[Saved entries]
- - - -
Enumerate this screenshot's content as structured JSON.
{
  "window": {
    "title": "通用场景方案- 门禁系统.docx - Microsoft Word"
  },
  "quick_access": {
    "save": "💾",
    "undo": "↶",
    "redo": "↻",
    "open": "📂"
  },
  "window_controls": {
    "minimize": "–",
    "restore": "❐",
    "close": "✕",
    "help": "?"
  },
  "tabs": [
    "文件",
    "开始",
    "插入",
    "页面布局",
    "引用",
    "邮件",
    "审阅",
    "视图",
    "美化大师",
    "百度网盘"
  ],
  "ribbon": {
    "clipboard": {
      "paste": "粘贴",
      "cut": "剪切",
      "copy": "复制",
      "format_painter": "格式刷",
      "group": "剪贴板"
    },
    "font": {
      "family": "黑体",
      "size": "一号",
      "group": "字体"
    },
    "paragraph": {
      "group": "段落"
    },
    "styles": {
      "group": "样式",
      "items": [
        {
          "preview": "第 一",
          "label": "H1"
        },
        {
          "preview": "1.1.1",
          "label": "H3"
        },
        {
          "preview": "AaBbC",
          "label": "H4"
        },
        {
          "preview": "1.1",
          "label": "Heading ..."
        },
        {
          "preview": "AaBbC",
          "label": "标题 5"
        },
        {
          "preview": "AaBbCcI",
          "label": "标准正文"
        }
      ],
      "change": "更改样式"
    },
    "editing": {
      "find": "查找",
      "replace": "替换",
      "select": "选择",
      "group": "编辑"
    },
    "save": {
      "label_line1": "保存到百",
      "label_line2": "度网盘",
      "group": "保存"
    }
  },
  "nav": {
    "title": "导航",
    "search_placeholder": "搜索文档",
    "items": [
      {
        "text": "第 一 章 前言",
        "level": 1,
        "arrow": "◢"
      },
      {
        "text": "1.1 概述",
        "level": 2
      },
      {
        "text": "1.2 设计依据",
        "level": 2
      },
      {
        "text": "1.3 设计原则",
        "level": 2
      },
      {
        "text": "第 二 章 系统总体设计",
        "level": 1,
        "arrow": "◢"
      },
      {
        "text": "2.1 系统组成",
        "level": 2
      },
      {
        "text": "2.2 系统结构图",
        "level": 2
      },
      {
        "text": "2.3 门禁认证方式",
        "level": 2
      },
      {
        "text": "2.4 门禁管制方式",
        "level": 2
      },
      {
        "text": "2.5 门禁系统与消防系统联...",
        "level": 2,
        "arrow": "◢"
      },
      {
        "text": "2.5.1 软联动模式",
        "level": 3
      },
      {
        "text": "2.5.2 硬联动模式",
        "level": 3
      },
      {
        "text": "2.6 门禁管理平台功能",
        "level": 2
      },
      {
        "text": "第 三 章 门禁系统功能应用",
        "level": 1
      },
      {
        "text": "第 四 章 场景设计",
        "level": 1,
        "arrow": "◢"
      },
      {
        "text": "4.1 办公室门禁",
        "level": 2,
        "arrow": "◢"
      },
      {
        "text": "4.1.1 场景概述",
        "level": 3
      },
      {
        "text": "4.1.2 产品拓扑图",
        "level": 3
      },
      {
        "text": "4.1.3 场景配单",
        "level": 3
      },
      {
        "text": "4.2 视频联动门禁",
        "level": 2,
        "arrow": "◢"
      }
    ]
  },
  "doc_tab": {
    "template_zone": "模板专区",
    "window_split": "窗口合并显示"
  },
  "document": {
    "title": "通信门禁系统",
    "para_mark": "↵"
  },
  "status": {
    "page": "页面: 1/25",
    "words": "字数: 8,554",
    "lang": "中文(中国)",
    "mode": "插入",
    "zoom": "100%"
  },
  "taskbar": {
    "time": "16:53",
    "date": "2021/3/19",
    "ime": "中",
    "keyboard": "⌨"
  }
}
- - - -
Please reproduce all of the entries exactly as they stand.

Enumerate this screenshot's content as structured JSON.
{
  "window": {
    "title": "通用场景方案- 门禁系统.docx - Microsoft Word"
  },
  "quick_access": {
    "save": "💾",
    "undo": "↶",
    "redo": "↻",
    "open": "📂"
  },
  "window_controls": {
    "minimize": "–",
    "restore": "❐",
    "close": "✕",
    "help": "?"
  },
  "tabs": [
    "文件",
    "开始",
    "插入",
    "页面布局",
    "引用",
    "邮件",
    "审阅",
    "视图",
    "美化大师",
    "百度网盘"
  ],
  "ribbon": {
    "clipboard": {
      "paste": "粘贴",
      "cut": "剪切",
      "copy": "复制",
      "format_painter": "格式刷",
      "group": "剪贴板"
    },
    "font": {
      "family": "黑体",
      "size": "一号",
      "group": "字体"
    },
    "paragraph": {
      "group": "段落"
    },
    "styles": {
      "group": "样式",
      "items": [
        {
          "preview": "第 一",
          "label": "H1"
        },
        {
          "preview": "1.1.1",
          "label": "H3"
        },
        {
          "preview": "AaBbC",
          "label": "H4"
        },
        {
          "preview": "1.1",
          "label": "Heading ..."
        },
        {
          "preview": "AaBbC",
          "label": "标题 5"
        },
        {
          "preview": "AaBbCcI",
          "label": "标准正文"
        }
      ],
      "change": "更改样式"
    },
    "editing": {
      "find": "查找",
      "replace": "替换",
      "select": "选择",
      "group": "编辑"
    },
    "save": {
      "label_line1": "保存到百",
      "label_line2": "度网盘",
      "group": "保存"
    }
  },
  "nav": {
    "title": "导航",
    "search_placeholder": "搜索文档",
    "items": [
      {
        "text": "第 一 章 前言",
        "level": 1,
        "arrow": "◢"
      },
      {
        "text": "1.1 概述",
        "level": 2
      },
      {
        "text": "1.2 设计依据",
        "level": 2
      },
      {
        "text": "1.3 设计原则",
        "level": 2
      },
      {
        "text": "第 二 章 系统总体设计",
        "level": 1,
        "arrow": "◢"
      },
      {
        "text": "2.1 系统组成",
        "level": 2
      },
      {
        "text": "2.2 系统结构图",
        "level": 2
      },
      {
        "text": "2.3 门禁认证方式",
        "level": 2
      },
      {
        "text": "2.4 门禁管制方式",
        "level": 2
      },
      {
        "text": "2.5 门禁系统与消防系统联...",
        "level": 2,
        "arrow": "◢"
      },
      {
        "text": "2.5.1 软联动模式",
        "level": 3
      },
      {
        "text": "2.5.2 硬联动模式",
        "level": 3
      },
      {
        "text": "2.6 门禁管理平台功能",
        "level": 2
      },
      {
        "text": "第 三 章 门禁系统功能应用",
        "level": 1
      },
      {
        "text": "第 四 章 场景设计",
        "level": 1,
        "arrow": "◢"
      },
      {
        "text": "4.1 办公室门禁",
        "level": 2,
        "arrow": "◢"
      },
      {
        "text": "4.1.1 场景概述",
        "level": 3
      },
      {
        "text": "4.1.2 产品拓扑图",
        "level": 3
      },
      {
        "text": "4.1.3 场景配单",
        "level": 3
      },
      {
        "text": "4.2 视频联动门禁",
        "level": 2,
        "arrow": "◢"
      }
    ]
  },
  "doc_tab": {
    "template_zone": "模板专区",
    "window_split": "窗口合并显示"
  },
  "document": {
    "title": "通信门禁系统",
    "para_mark": "↵"
  },
  "status": {
    "page": "页面: 1/25",
    "words": "字数: 8,554",
    "lang": "中文(中国)",
    "mode": "插入",
    "zoom": "100%"
  },
  "taskbar": {
    "time": "16:53",
    "date": "2021/3/19",
    "ime": "中",
    "keyboard": "⌨"
  }
}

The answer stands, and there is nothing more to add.